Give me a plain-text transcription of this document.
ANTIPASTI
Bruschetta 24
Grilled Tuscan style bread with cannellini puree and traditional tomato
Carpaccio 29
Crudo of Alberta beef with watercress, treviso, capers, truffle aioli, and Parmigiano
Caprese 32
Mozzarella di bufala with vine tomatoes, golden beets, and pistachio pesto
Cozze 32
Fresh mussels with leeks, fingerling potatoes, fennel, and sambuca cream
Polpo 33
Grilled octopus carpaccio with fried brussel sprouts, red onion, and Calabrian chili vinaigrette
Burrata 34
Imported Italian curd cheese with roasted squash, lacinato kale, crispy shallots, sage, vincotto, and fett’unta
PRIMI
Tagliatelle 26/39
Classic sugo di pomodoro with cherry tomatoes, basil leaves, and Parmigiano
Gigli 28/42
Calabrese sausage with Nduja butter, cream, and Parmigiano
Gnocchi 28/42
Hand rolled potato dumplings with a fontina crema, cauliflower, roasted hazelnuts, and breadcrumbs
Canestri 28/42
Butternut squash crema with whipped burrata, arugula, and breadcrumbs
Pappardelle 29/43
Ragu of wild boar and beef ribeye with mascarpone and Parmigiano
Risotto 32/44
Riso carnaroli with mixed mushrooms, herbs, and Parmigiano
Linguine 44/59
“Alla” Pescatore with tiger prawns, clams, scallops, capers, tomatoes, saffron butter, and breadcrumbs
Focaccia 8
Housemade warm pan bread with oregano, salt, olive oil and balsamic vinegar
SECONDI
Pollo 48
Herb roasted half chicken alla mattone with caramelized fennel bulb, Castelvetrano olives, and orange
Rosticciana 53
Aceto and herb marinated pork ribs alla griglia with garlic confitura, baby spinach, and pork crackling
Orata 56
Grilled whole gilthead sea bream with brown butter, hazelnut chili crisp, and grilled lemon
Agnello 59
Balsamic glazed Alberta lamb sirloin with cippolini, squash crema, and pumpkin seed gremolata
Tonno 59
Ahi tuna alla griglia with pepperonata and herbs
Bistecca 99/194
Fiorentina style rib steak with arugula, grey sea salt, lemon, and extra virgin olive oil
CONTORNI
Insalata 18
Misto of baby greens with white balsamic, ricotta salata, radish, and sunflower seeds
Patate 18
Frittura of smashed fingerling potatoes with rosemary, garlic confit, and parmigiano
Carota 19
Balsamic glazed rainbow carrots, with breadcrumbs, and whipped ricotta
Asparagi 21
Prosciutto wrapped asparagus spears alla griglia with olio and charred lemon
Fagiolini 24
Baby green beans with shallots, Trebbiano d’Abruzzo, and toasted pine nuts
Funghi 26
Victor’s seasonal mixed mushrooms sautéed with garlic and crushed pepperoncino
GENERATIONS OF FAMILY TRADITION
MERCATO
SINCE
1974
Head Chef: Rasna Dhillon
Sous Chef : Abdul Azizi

● ● ● ●

REQUIREMENTS: Write out all the entries exactly.

TASK ANSWER:
Give me a plain-text transcription of this document.
ANTIPASTI
Bruschetta 24
Grilled Tuscan style bread with cannellini puree and traditional tomato
Carpaccio 29
Crudo of Alberta beef with watercress, treviso, capers, truffle aioli, and Parmigiano
Caprese 32
Mozzarella di bufala with vine tomatoes, golden beets, and pistachio pesto
Cozze 32
Fresh mussels with leeks, fingerling potatoes, fennel, and sambuca cream
Polpo 33
Grilled octopus carpaccio with fried brussel sprouts, red onion, and Calabrian chili vinaigrette
Burrata 34
Imported Italian curd cheese with roasted squash, lacinato kale, crispy shallots, sage, vincotto, and fett’unta
PRIMI
Tagliatelle 26/39
Classic sugo di pomodoro with cherry tomatoes, basil leaves, and Parmigiano
Gigli 28/42
Calabrese sausage with Nduja butter, cream, and Parmigiano
Gnocchi 28/42
Hand rolled potato dumplings with a fontina crema, cauliflower, roasted hazelnuts, and breadcrumbs
Canestri 28/42
Butternut squash crema with whipped burrata, arugula, and breadcrumbs
Pappardelle 29/43
Ragu of wild boar and beef ribeye with mascarpone and Parmigiano
Risotto 32/44
Riso carnaroli with mixed mushrooms, herbs, and Parmigiano
Linguine 44/59
“Alla” Pescatore with tiger prawns, clams, scallops, capers, tomatoes, saffron butter, and breadcrumbs
Focaccia 8
Housemade warm pan bread with oregano, salt, olive oil and balsamic vinegar
SECONDI
Pollo 48
Herb roasted half chicken alla mattone with caramelized fennel bulb, Castelvetrano olives, and orange
Rosticciana 53
Aceto and herb marinated pork ribs alla griglia with garlic confitura, baby spinach, and pork crackling
Orata 56
Grilled whole gilthead sea bream with brown butter, hazelnut chili crisp, and grilled lemon
Agnello 59
Balsamic glazed Alberta lamb sirloin with cippolini, squash crema, and pumpkin seed gremolata
Tonno 59
Ahi tuna alla griglia with pepperonata and herbs
Bistecca 99/194
Fiorentina style rib steak with arugula, grey sea salt, lemon, and extra virgin olive oil
CONTORNI
Insalata 18
Misto of baby greens with white balsamic, ricotta salata, radish, and sunflower seeds
Patate 18
Frittura of smashed fingerling potatoes with rosemary, garlic confit, and parmigiano
Carota 19
Balsamic glazed rainbow carrots, with breadcrumbs, and whipped ricotta
Asparagi 21
Prosciutto wrapped asparagus spears alla griglia with olio and charred lemon
Fagiolini 24
Baby green beans with shallots, Trebbiano d’Abruzzo, and toasted pine nuts
Funghi 26
Victor’s seasonal mixed mushrooms sautéed with garlic and crushed pepperoncino
GENERATIONS OF FAMILY TRADITION
MERCATO
SINCE
1974
Head Chef: Rasna Dhillon
Sous Chef : Abdul Azizi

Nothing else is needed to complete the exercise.